--- BEGIN RECORDS TO PROCESS ---
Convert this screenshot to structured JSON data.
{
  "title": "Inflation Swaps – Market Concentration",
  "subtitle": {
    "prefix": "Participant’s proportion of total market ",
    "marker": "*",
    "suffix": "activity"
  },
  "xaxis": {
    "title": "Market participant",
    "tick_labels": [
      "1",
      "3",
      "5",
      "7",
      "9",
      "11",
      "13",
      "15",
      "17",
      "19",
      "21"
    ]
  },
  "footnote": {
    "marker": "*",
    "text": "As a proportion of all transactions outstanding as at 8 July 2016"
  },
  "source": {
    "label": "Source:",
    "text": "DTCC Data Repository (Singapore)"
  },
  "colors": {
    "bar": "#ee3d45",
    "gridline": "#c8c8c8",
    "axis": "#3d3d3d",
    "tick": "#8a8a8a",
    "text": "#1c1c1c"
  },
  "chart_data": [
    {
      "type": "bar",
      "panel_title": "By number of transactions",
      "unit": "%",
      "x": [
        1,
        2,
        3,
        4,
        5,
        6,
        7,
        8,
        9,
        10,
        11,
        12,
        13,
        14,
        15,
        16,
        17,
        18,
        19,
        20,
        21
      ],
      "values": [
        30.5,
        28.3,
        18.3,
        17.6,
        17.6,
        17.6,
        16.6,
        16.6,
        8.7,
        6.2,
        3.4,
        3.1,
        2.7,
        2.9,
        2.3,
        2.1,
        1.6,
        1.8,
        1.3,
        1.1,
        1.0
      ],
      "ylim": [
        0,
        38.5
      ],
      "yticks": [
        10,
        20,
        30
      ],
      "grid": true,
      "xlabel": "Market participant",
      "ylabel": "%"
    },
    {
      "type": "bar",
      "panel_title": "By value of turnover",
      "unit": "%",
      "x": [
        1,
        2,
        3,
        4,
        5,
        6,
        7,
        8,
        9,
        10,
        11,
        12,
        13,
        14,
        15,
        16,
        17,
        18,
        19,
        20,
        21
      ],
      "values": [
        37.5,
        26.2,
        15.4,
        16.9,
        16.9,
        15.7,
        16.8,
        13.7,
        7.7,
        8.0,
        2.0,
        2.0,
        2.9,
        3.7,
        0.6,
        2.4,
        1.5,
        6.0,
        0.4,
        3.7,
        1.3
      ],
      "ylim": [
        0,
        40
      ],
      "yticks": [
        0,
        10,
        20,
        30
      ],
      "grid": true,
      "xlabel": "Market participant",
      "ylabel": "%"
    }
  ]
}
--- END RECORDS TO PROCESS ---
#### [WORK INSTRUCTIONS]
The records above should be restated word for word, please.

#### [ANSWER FOR THE TASK]
Convert this screenshot to structured JSON data.
{
  "title": "Inflation Swaps – Market Concentration",
  "subtitle": {
    "prefix": "Participant’s proportion of total market ",
    "marker": "*",
    "suffix": "activity"
  },
  "xaxis": {
    "title": "Market participant",
    "tick_labels": [
      "1",
      "3",
      "5",
      "7",
      "9",
      "11",
      "13",
      "15",
      "17",
      "19",
      "21"
    ]
  },
  "footnote": {
    "marker": "*",
    "text": "As a proportion of all transactions outstanding as at 8 July 2016"
  },
  "source": {
    "label": "Source:",
    "text": "DTCC Data Repository (Singapore)"
  },
  "colors": {
    "bar": "#ee3d45",
    "gridline": "#c8c8c8",
    "axis": "#3d3d3d",
    "tick": "#8a8a8a",
    "text": "#1c1c1c"
  },
  "chart_data": [
    {
      "type": "bar",
      "panel_title": "By number of transactions",
      "unit": "%",
      "x": [
        1,
        2,
        3,
        4,
        5,
        6,
        7,
        8,
        9,
        10,
        11,
        12,
        13,
        14,
        15,
        16,
        17,
        18,
        19,
        20,
        21
      ],
      "values": [
        30.5,
        28.3,
        18.3,
        17.6,
        17.6,
        17.6,
        16.6,
        16.6,
        8.7,
        6.2,
        3.4,
        3.1,
        2.7,
        2.9,
        2.3,
        2.1,
        1.6,
        1.8,
        1.3,
        1.1,
        1.0
      ],
      "ylim": [
        0,
        38.5
      ],
      "yticks": [
        10,
        20,
        30
      ],
      "grid": true,
      "xlabel": "Market participant",
      "ylabel": "%"
    },
    {
      "type": "bar",
      "panel_title": "By value of turnover",
      "unit": "%",
      "x": [
        1,
        2,
        3,
        4,
        5,
        6,
        7,
        8,
        9,
        10,
        11,
        12,
        13,
        14,
        15,
        16,
        17,
        18,
        19,
        20,
        21
      ],
      "values": [
        37.5,
        26.2,
        15.4,
        16.9,
        16.9,
        15.7,
        16.8,
        13.7,
        7.7,
        8.0,
        2.0,
        2.0,
        2.9,
        3.7,
        0.6,
        2.4,
        1.5,
        6.0,
        0.4,
        3.7,
        1.3
      ],
      "ylim": [
        0,
        40
      ],
      "yticks": [
        0,
        10,
        20,
        30
      ],
      "grid": true,
      "xlabel": "Market participant",
      "ylabel": "%"
    }
  ]
}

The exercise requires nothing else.